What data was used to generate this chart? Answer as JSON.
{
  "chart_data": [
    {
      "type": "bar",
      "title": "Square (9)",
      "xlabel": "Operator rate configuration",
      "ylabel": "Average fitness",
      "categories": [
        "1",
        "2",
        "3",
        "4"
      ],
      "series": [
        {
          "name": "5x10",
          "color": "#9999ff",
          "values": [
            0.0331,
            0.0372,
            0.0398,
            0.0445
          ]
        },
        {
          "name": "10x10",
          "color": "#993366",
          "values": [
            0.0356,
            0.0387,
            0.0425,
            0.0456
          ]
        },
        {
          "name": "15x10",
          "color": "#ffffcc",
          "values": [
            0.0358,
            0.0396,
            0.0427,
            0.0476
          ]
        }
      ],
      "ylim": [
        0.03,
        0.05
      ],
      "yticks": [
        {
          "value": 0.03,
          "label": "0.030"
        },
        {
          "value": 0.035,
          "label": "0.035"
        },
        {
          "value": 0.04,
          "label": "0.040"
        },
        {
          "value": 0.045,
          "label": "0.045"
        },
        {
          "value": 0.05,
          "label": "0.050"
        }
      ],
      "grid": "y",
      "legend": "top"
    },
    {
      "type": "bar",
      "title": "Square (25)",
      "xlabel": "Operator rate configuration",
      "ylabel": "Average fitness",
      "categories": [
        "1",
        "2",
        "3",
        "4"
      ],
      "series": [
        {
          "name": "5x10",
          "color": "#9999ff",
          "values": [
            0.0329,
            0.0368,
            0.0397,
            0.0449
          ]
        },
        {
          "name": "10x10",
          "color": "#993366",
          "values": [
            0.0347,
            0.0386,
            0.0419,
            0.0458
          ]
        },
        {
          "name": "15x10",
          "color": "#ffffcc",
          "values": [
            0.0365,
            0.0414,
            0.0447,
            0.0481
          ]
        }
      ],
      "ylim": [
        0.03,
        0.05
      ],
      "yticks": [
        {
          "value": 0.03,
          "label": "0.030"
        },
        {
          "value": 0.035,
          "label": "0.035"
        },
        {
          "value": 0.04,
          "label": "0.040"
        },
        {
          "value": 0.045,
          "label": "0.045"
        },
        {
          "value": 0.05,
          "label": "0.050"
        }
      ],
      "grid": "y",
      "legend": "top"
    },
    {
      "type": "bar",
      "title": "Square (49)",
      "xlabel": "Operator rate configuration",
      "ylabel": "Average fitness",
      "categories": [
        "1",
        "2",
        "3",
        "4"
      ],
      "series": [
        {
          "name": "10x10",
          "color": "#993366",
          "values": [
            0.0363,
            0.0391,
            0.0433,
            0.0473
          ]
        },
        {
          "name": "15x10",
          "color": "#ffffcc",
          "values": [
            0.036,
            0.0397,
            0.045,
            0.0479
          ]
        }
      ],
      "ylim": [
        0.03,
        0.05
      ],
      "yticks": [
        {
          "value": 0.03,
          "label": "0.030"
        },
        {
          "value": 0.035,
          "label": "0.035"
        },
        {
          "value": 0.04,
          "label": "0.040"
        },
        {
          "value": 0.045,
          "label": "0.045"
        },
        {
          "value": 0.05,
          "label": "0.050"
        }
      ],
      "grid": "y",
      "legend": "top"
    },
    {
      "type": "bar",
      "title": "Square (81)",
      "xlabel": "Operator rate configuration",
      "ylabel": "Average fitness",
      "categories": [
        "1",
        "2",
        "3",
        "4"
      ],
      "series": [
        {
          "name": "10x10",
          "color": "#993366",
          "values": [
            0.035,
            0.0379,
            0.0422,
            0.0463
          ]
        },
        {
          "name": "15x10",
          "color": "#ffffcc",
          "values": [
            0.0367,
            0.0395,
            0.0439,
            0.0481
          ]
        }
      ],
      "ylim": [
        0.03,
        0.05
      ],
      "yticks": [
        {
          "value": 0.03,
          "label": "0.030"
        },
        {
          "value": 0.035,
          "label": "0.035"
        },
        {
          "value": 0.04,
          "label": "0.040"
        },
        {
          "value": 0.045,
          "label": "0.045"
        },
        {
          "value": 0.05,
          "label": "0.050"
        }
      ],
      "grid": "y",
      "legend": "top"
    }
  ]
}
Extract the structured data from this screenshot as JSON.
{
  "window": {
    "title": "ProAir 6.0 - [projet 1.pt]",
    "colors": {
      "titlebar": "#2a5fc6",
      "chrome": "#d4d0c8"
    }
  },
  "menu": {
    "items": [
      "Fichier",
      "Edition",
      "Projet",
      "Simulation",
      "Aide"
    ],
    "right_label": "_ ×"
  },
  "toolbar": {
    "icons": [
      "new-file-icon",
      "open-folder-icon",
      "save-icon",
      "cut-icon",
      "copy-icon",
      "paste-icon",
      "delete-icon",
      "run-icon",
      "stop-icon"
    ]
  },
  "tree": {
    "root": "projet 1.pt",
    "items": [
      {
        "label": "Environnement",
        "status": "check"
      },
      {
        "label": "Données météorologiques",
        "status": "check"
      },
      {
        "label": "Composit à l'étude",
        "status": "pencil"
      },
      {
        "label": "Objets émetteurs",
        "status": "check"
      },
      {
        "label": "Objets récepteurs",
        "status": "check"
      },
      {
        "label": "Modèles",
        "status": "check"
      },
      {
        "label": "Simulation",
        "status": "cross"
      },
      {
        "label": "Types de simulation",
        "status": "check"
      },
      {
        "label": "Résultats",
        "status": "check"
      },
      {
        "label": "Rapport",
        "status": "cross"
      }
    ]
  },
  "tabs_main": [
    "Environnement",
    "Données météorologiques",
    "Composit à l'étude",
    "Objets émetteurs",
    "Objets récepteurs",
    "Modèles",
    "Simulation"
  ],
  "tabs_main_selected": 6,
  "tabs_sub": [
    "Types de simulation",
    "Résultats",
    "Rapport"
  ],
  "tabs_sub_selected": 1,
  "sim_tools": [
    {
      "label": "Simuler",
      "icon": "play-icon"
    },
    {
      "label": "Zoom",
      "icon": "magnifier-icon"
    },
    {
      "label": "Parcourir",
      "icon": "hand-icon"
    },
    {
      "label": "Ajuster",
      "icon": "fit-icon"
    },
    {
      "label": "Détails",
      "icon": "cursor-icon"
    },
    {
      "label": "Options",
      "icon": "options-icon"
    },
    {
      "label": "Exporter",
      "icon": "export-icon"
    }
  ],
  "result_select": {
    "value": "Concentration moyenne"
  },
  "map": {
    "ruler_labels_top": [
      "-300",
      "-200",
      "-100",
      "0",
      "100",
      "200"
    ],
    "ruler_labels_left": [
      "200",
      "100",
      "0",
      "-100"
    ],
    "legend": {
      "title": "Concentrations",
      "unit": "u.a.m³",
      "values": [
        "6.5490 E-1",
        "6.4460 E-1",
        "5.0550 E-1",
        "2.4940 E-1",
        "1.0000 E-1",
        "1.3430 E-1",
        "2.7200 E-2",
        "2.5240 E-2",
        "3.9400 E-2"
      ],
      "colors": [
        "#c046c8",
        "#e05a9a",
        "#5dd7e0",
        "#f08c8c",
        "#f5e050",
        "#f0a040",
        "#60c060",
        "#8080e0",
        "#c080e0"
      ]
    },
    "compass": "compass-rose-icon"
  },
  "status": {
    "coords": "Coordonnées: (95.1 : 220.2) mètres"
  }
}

= = = = = = =

Return every line of the material exactly.

* **RESULT FOR THIS EXERCISE**:
What data was used to generate this chart? Answer as JSON.
{
  "chart_data": [
    {
      "type": "bar",
      "title": "Square (9)",
      "xlabel": "Operator rate configuration",
      "ylabel": "Average fitness",
      "categories": [
        "1",
        "2",
        "3",
        "4"
      ],
      "series": [
        {
          "name": "5x10",
          "color": "#9999ff",
          "values": [
            0.0331,
            0.0372,
            0.0398,
            0.0445
          ]
        },
        {
          "name": "10x10",
          "color": "#993366",
          "values": [
            0.0356,
            0.0387,
            0.0425,
            0.0456
          ]
        },
        {
          "name": "15x10",
          "color": "#ffffcc",
          "values": [
            0.0358,
            0.0396,
            0.0427,
            0.0476
          ]
        }
      ],
      "ylim": [
        0.03,
        0.05
      ],
      "yticks": [
        {
          "value": 0.03,
          "label": "0.030"
        },
        {
          "value": 0.035,
          "label": "0.035"
        },
        {
          "value": 0.04,
          "label": "0.040"
        },
        {
          "value": 0.045,
          "label": "0.045"
        },
        {
          "value": 0.05,
          "label": "0.050"
        }
      ],
      "grid": "y",
      "legend": "top"
    },
    {
      "type": "bar",
      "title": "Square (25)",
      "xlabel": "Operator rate configuration",
      "ylabel": "Average fitness",
      "categories": [
        "1",
        "2",
        "3",
        "4"
      ],
      "series": [
        {
          "name": "5x10",
          "color": "#9999ff",
          "values": [
            0.0329,
            0.0368,
            0.0397,
            0.0449
          ]
        },
        {
          "name": "10x10",
          "color": "#993366",
          "values": [
            0.0347,
            0.0386,
            0.0419,
            0.0458
          ]
        },
        {
          "name": "15x10",
          "color": "#ffffcc",
          "values": [
            0.0365,
            0.0414,
            0.0447,
            0.0481
          ]
        }
      ],
      "ylim": [
        0.03,
        0.05
      ],
      "yticks": [
        {
          "value": 0.03,
          "label": "0.030"
        },
        {
          "value": 0.035,
          "label": "0.035"
        },
        {
          "value": 0.04,
          "label": "0.040"
        },
        {
          "value": 0.045,
          "label": "0.045"
        },
        {
          "value": 0.05,
          "label": "0.050"
        }
      ],
      "grid": "y",
      "legend": "top"
    },
    {
      "type": "bar",
      "title": "Square (49)",
      "xlabel": "Operator rate configuration",
      "ylabel": "Average fitness",
      "categories": [
        "1",
        "2",
        "3",
        "4"
      ],
      "series": [
        {
          "name": "10x10",
          "color": "#993366",
          "values": [
            0.0363,
            0.0391,
            0.0433,
            0.0473
          ]
        },
        {
          "name": "15x10",
          "color": "#ffffcc",
          "values": [
            0.036,
            0.0397,
            0.045,
            0.0479
          ]
        }
      ],
      "ylim": [
        0.03,
        0.05
      ],
      "yticks": [
        {
          "value": 0.03,
          "label": "0.030"
        },
        {
          "value": 0.035,
          "label": "0.035"
        },
        {
          "value": 0.04,
          "label": "0.040"
        },
        {
          "value": 0.045,
          "label": "0.045"
        },
        {
          "value": 0.05,
          "label": "0.050"
        }
      ],
      "grid": "y",
      "legend": "top"
    },
    {
      "type": "bar",
      "title": "Square (81)",
      "xlabel": "Operator rate configuration",
      "ylabel": "Average fitness",
      "categories": [
        "1",
        "2",
        "3",
        "4"
      ],
      "series": [
        {
          "name": "10x10",
          "color": "#993366",
          "values": [
            0.035,
            0.0379,
            0.0422,
            0.0463
          ]
        },
        {
          "name": "15x10",
          "color": "#ffffcc",
          "values": [
            0.0367,
            0.0395,
            0.0439,
            0.0481
          ]
        }
      ],
      "ylim": [
        0.03,
        0.05
      ],
      "yticks": [
        {
          "value": 0.03,
          "label": "0.030"
        },
        {
          "value": 0.035,
          "label": "0.035"
        },
        {
          "value": 0.04,
          "label": "0.040"
        },
        {
          "value": 0.045,
          "label": "0.045"
        },
        {
          "value": 0.05,
          "label": "0.050"
        }
      ],
      "grid": "y",
      "legend": "top"
    }
  ]
}
Extract the structured data from this screenshot as JSON.
{
  "window": {
    "title": "ProAir 6.0 - [projet 1.pt]",
    "colors": {
      "titlebar": "#2a5fc6",
      "chrome": "#d4d0c8"
    }
  },
  "menu": {
    "items": [
      "Fichier",
      "Edition",
      "Projet",
      "Simulation",
      "Aide"
    ],
    "right_label": "_ ×"
  },
  "toolbar": {
    "icons": [
      "new-file-icon",
      "open-folder-icon",
      "save-icon",
      "cut-icon",
      "copy-icon",
      "paste-icon",
      "delete-icon",
      "run-icon",
      "stop-icon"
    ]
  },
  "tree": {
    "root": "projet 1.pt",
    "items": [
      {
        "label": "Environnement",
        "status": "check"
      },
      {
        "label": "Données météorologiques",
        "status": "check"
      },
      {
        "label": "Composit à l'étude",
        "status": "pencil"
      },
      {
        "label": "Objets émetteurs",
        "status": "check"
      },
      {
        "label": "Objets récepteurs",
        "status": "check"
      },
      {
        "label": "Modèles",
        "status": "check"
      },
      {
        "label": "Simulation",
        "status": "cross"
      },
      {
        "label": "Types de simulation",
        "status": "check"
      },
      {
        "label": "Résultats",
        "status": "check"
      },
      {
        "label": "Rapport",
        "status": "cross"
      }
    ]
  },
  "tabs_main": [
    "Environnement",
    "Données météorologiques",
    "Composit à l'étude",
    "Objets émetteurs",
    "Objets récepteurs",
    "Modèles",
    "Simulation"
  ],
  "tabs_main_selected": 6,
  "tabs_sub": [
    "Types de simulation",
    "Résultats",
    "Rapport"
  ],
  "tabs_sub_selected": 1,
  "sim_tools": [
    {
      "label": "Simuler",
      "icon": "play-icon"
    },
    {
      "label": "Zoom",
      "icon": "magnifier-icon"
    },
    {
      "label": "Parcourir",
      "icon": "hand-icon"
    },
    {
      "label": "Ajuster",
      "icon": "fit-icon"
    },
    {
      "label": "Détails",
      "icon": "cursor-icon"
    },
    {
      "label": "Options",
      "icon": "options-icon"
    },
    {
      "label": "Exporter",
      "icon": "export-icon"
    }
  ],
  "result_select": {
    "value": "Concentration moyenne"
  },
  "map": {
    "ruler_labels_top": [
      "-300",
      "-200",
      "-100",
      "0",
      "100",
      "200"
    ],
    "ruler_labels_left": [
      "200",
      "100",
      "0",
      "-100"
    ],
    "legend": {
      "title": "Concentrations",
      "unit": "u.a.m³",
      "values": [
        "6.5490 E-1",
        "6.4460 E-1",
        "5.0550 E-1",
        "2.4940 E-1",
        "1.0000 E-1",
        "1.3430 E-1",
        "2.7200 E-2",
        "2.5240 E-2",
        "3.9400 E-2"
      ],
      "colors": [
        "#c046c8",
        "#e05a9a",
        "#5dd7e0",
        "#f08c8c",
        "#f5e050",
        "#f0a040",
        "#60c060",
        "#8080e0",
        "#c080e0"
      ]
    },
    "compass": "compass-rose-icon"
  },
  "status": {
    "coords": "Coordonnées: (95.1 : 220.2) mètres"
  }
}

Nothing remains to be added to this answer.